(PROBLEM DETAILS): Give only the number of lines in the records below that contain the word "гражданских".
Start DATA TO PROCESS
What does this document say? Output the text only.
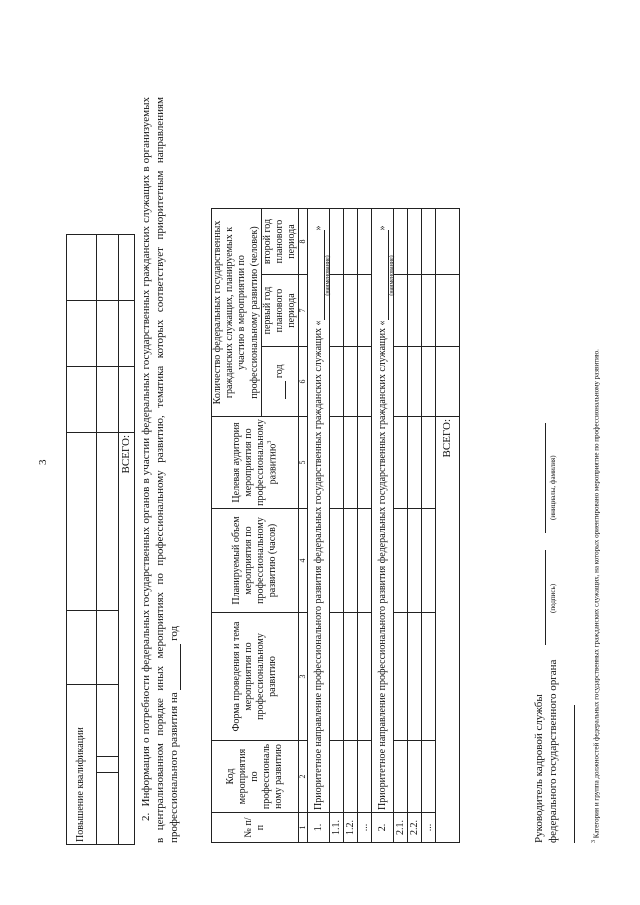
3
Повышение квалификации							

ВСЕГО:							

2.  Информация о потребности федеральных государственных органов в участии федеральных государственных гражданских служащих в организуемых в централизованном порядке иных мероприятиях по профессиональному развитию, тематика которых соответствует приоритетным направлениям профессионального развития на  год

№ п/п	Код мероприятия по профессиональ ному развитию	Форма проведения и тема мероприятия по профессиональному развитию	Планируемый объем мероприятия по профессиональному развитию (часов)	Целевая аудитория мероприятия по профессиональному развитию$^3$	Количество федеральных государственных гражданских служащих, планируемых к участию в мероприятии по профессиональному развитию (человек)		
					год	первый год планового периода	второй год планового периода
1	2	3	4	5	6	7	8
1.	Приоритетное направление профессионального развития федеральных государственных гражданских служащих «
(наименование)
»						
1.1.							
1.2.							
...							
2.	Приоритетное направление профессионального развития федеральных государственных гражданских служащих «
(наименование)
»						
2.1.							
2.2.							
...							
ВСЕГО:							
Руководитель кадровой службы федерального государственного органа
(подпись)
(инициалы, фамилия)
$^3$ Категория и группа должностей федеральных государственных гражданских служащих, на которых ориентировано мероприятие по профессиональному развитию.
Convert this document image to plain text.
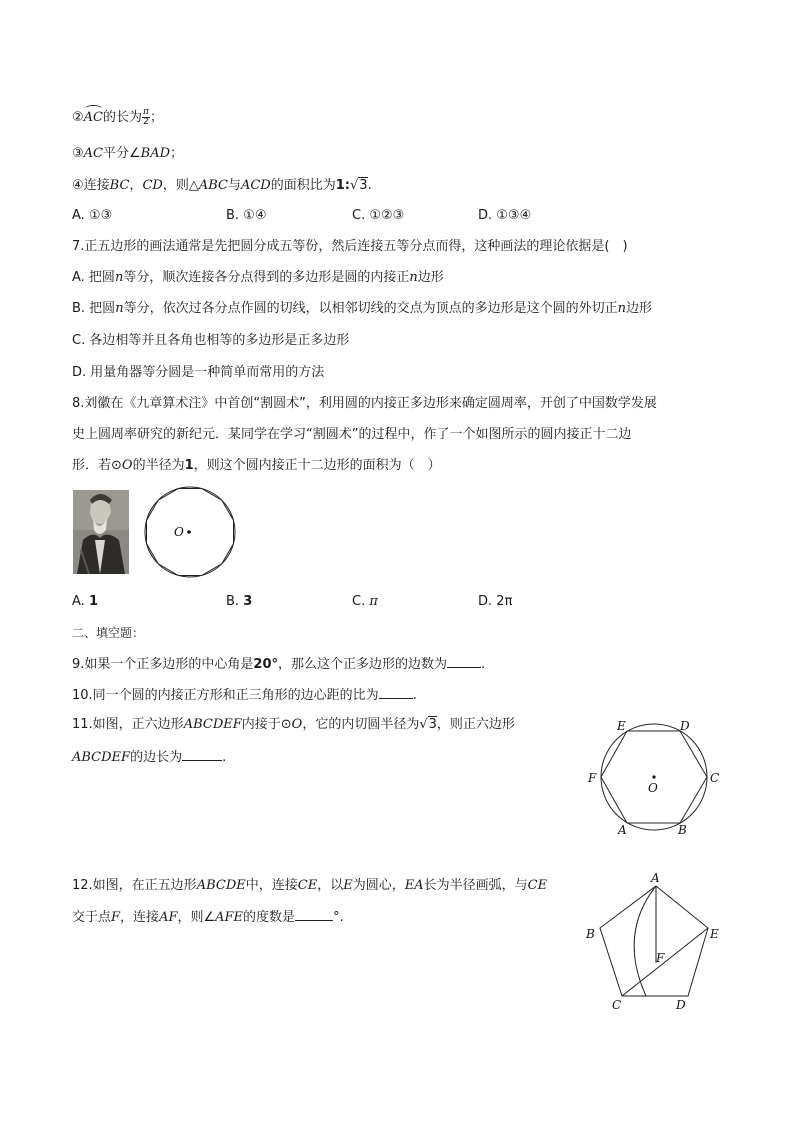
②AC的长为 $\frac{\pi}{2}$ ；
③AC平分∠BAD；
④连接BC，CD，则△ABC与ACD的面积比为1:√3.
A. ①③	B. ①④	C. ①②③	D. ①③④
7.正五边形的画法通常是先把圆分成五等份，然后连接五等分点而得，这种画法的理论依据是(　)
A. 把圆n等分，顺次连接各分点得到的多边形是圆的内接正n边形
B. 把圆n等分，依次过各分点作圆的切线，以相邻切线的交点为顶点的多边形是这个圆的外切正n边形
C. 各边相等并且各角也相等的多边形是正多边形
D. 用量角器等分圆是一种简单而常用的方法
8.刘徽在《九章算术注》中首创“割圆术”，利用圆的内接正多边形来确定圆周率，开创了中国数学发展
史上圆周率研究的新纪元．某同学在学习“割圆术”的过程中，作了一个如图所示的圆内接正十二边
形．若⊙O的半径为1，则这个圆内接正十二边形的面积为（　）
O
A. 1	B. 3	C. π	D. 2π
二、填空题：
9.如果一个正多边形的中心角是20°，那么这个正多边形的边数为	.
10.同一个圆的内接正方形和正三角形的边心距的比为	.
11.如图，正六边形ABCDEF内接于⊙O，它的内切圆半径为√3，则正六边形
ABCDEF的边长为	.
O
A	B
C
D
E
F
12.如图，在正五边形ABCDE中，连接CE，以E为圆心，EA长为半径画弧，与CE
交于点F，连接AF，则∠AFE的度数是	°.
A
B
C	D
E
F
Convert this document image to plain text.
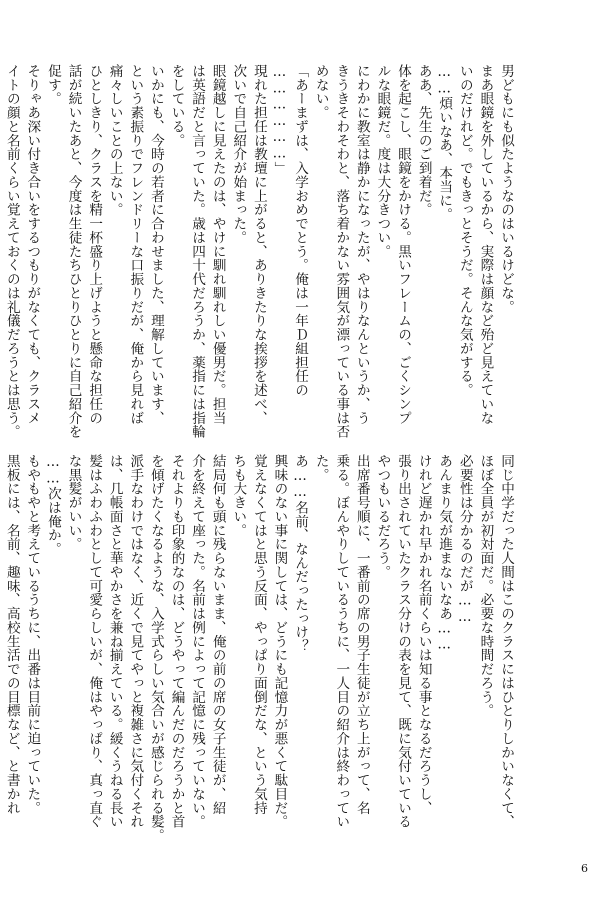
男どもにも似たようなのはいるけどな。
まあ眼鏡を外しているから、実際は顔など殆ど見えていな
いのだけれど。でもきっとそうだ。そんな気がする。
……煩いなあ、本当に。
ああ、先生のご到着だ。
体を起こし、眼鏡をかける。黒いフレームの、ごくシンプ
ルな眼鏡だ。度は大分きつい。
にわかに教室は静かになったが、やはりなんというか、う
きうきそわそわと、落ち着かない雰囲気が漂っている事は否
めない。
「あーまずは、入学おめでとう。俺は一年Ｄ組担任の
………………」
現れた担任は教壇に上がると、ありきたりな挨拶を述べ、
次いで自己紹介が始まった。
眼鏡越しに見えたのは、やけに馴れ馴れしい優男だ。担当
は英語だと言っていた。歳は四十代だろうか、薬指には指輪
をしている。
いかにも、今時の若者に合わせました、理解しています、
という素振りでフレンドリーな口振りだが、俺から見れば
痛々しいことの上ない。
ひとしきり、クラスを精一杯盛り上げようと懸命な担任の
話が続いたあと、今度は生徒たちひとりひとりに自己紹介を
促す。
そりゃあ深い付き合いをするつもりがなくても、クラスメ
イトの顔と名前くらい覚えておくのは礼儀だろうとは思う。
同じ中学だった人間はこのクラスにはひとりしかいなくて、
ほぼ全員が初対面だ。必要な時間だろう。
必要性は分かるのだが……
あんまり気が進まないなあ……
けれど遅かれ早かれ名前くらいは知る事となるだろうし、
張り出されていたクラス分けの表を見て、既に気付いている
やつもいるだろう。
出席番号順に、一番前の席の男子生徒が立ち上がって、名
乗る。ぼんやりしているうちに、一人目の紹介は終わってい
た。
あ……名前、なんだったっけ？
興味のない事に関しては、どうにも記憶力が悪くて駄目だ。
覚えなくてはと思う反面、やっぱり面倒だな、という気持
ちも大きい。
結局何も頭に残らないまま、俺の前の席の女子生徒が、紹
介を終えて座った。名前は例によって記憶に残っていない。
それよりも印象的なのは、どうやって編んだのだろうかと首
を傾げたくなるような、入学式らしい気合いが感じられる髪。
派手なわけではなく、近くで見てやっと複雑さに気付くそれ
は、几帳面さと華やかさを兼ね揃えている。緩くうねる長い
髪はふわふわとして可愛らしいが、俺はやっぱり、真っ直ぐ
な黒髪がいい。
……次は俺か。
もやもやと考えているうちに、出番は目前に迫っていた。
黒板には、名前、趣味、高校生活での目標など、と書かれ
6
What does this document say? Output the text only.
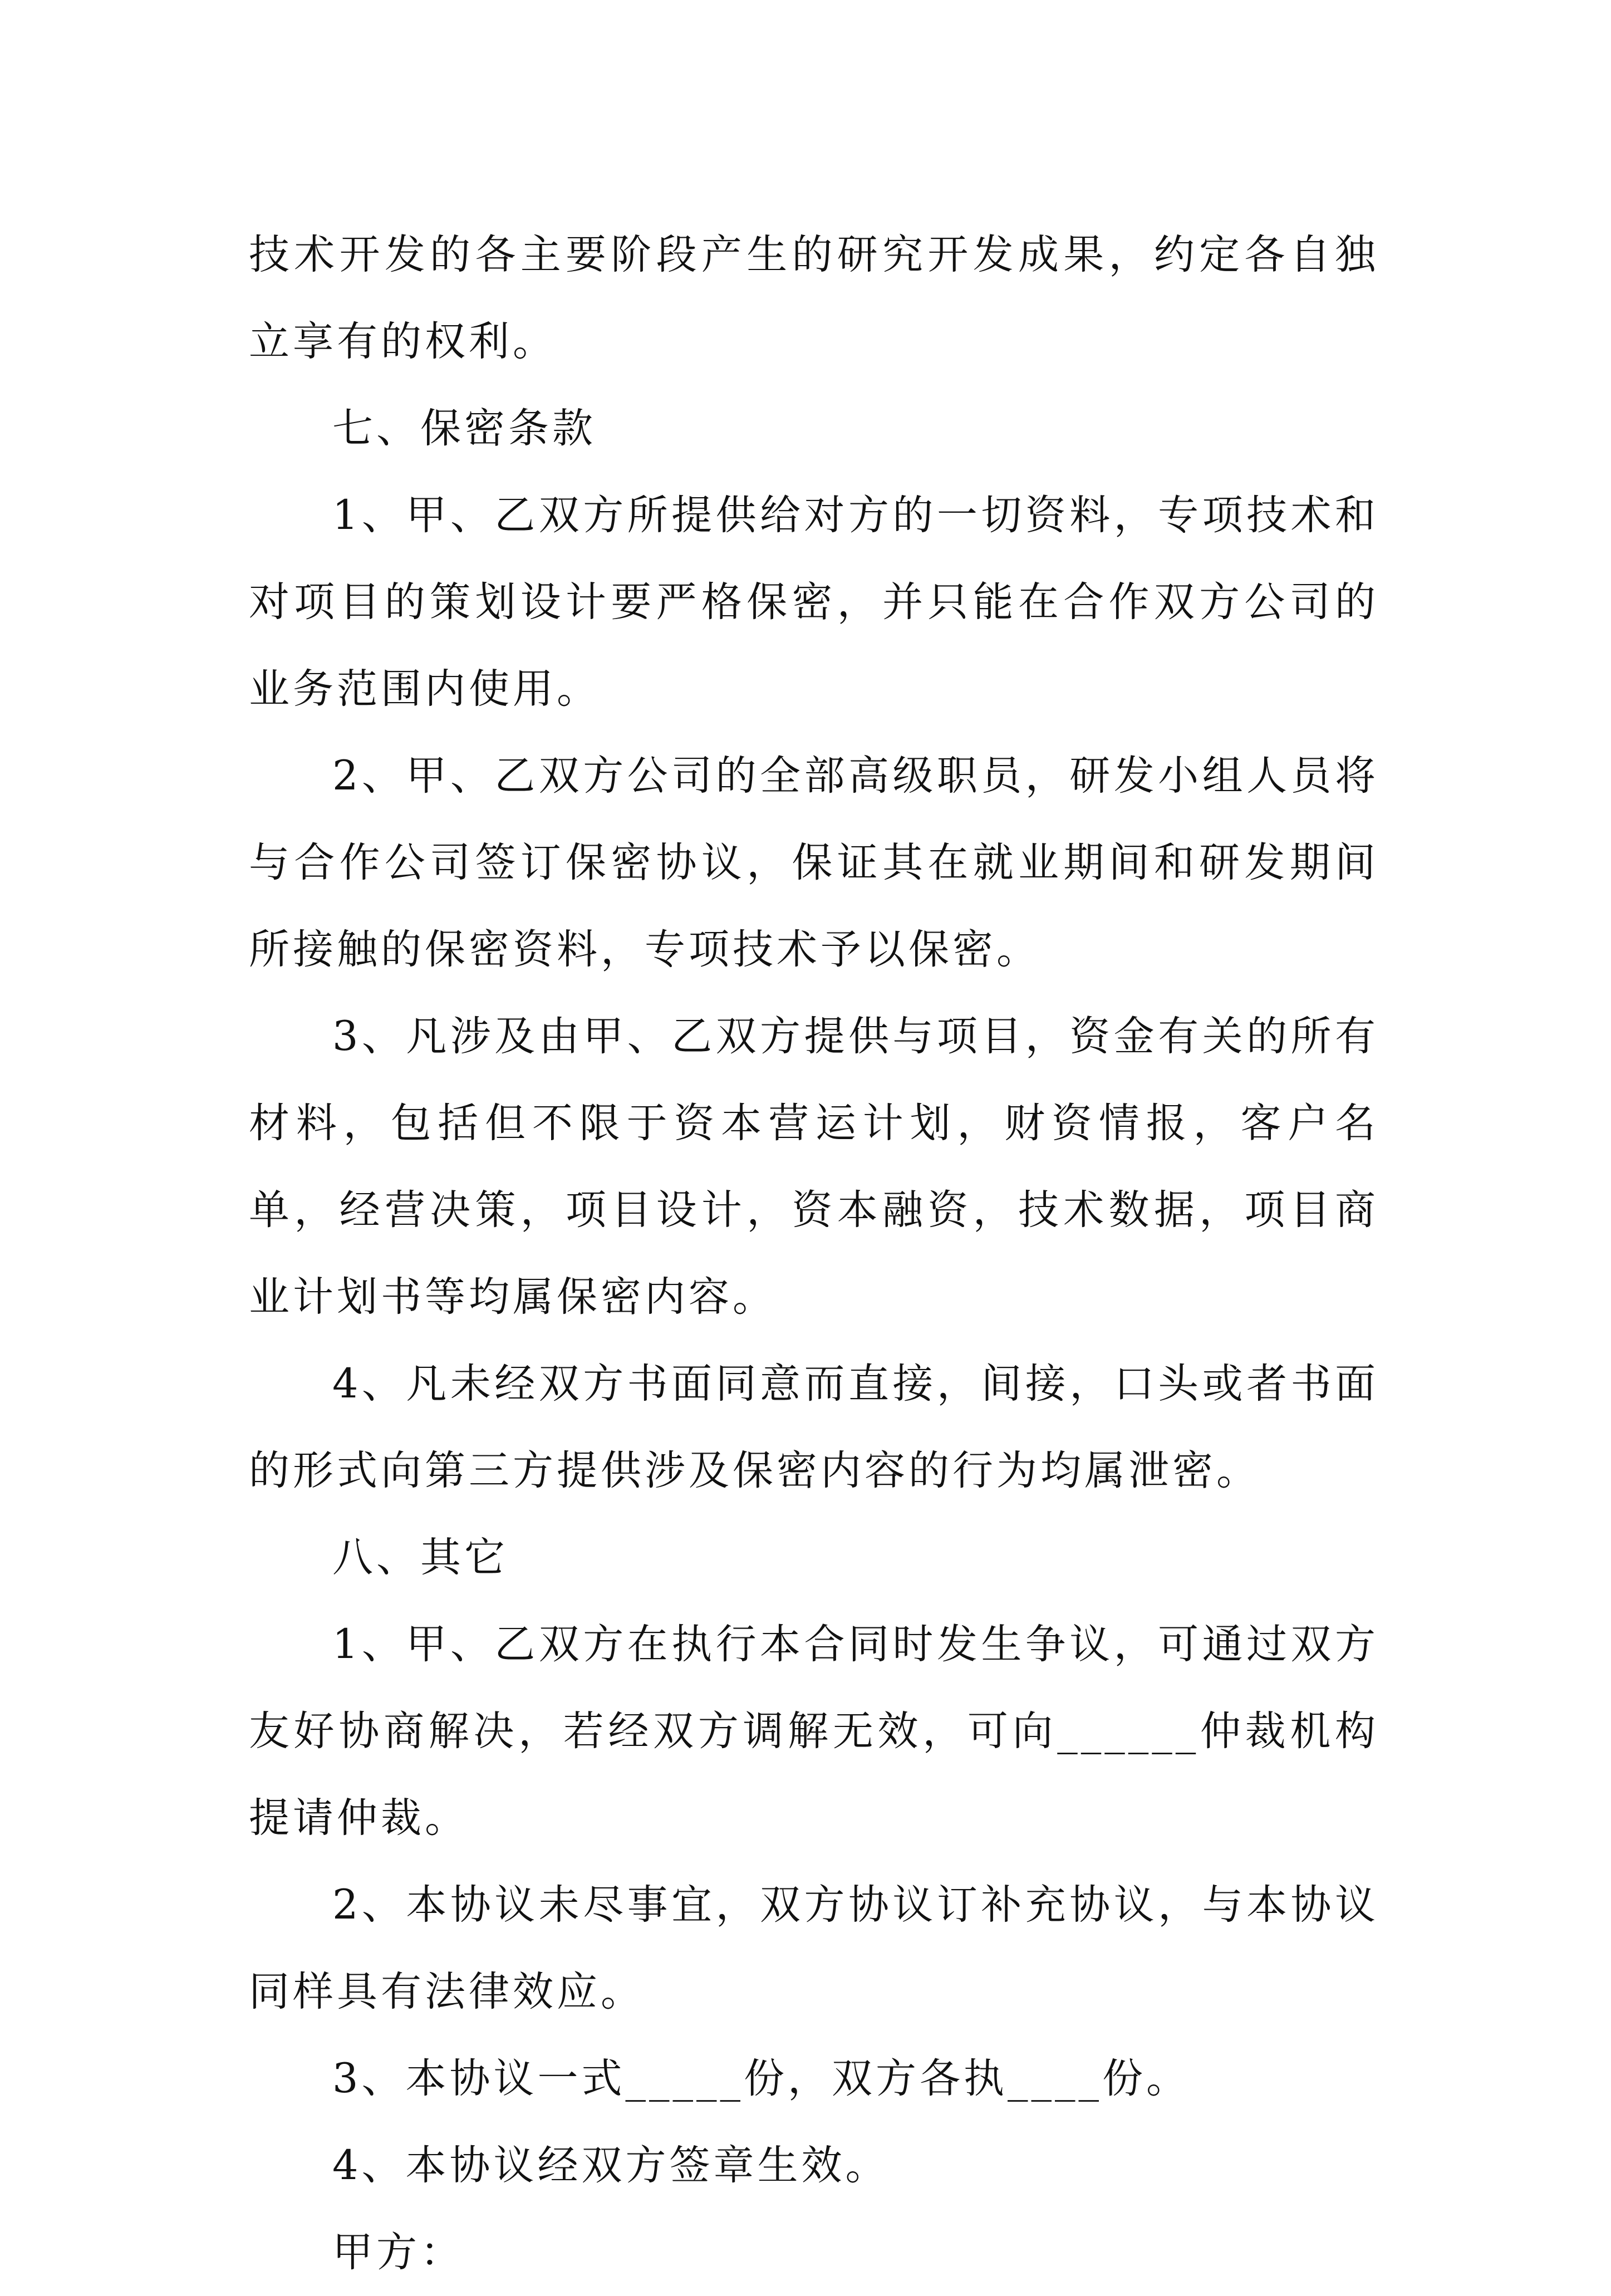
技术开发的各主要阶段产生的研究开发成果，约定各自独立享有的权利。

七、保密条款

1、甲、乙双方所提供给对方的一切资料，专项技术和对项目的策划设计要严格保密，并只能在合作双方公司的业务范围内使用。

2、甲、乙双方公司的全部高级职员，研发小组人员将与合作公司签订保密协议，保证其在就业期间和研发期间所接触的保密资料，专项技术予以保密。

3、凡涉及由甲、乙双方提供与项目，资金有关的所有材料，包括但不限于资本营运计划，财资情报，客户名单，经营决策，项目设计，资本融资，技术数据，项目商业计划书等均属保密内容。

4、凡未经双方书面同意而直接，间接，口头或者书面的形式向第三方提供涉及保密内容的行为均属泄密。

八、其它

1、甲、乙双方在执行本合同时发生争议，可通过双方友好协商解决，若经双方调解无效，可向______仲裁机构提请仲裁。

2、本协议未尽事宜，双方协议订补充协议，与本协议同样具有法律效应。

3、本协议一式_____份，双方各执____份。

4、本协议经双方签章生效。

甲方：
End DATA TO PROCESS
(ANSWER FOR THE TASK): 5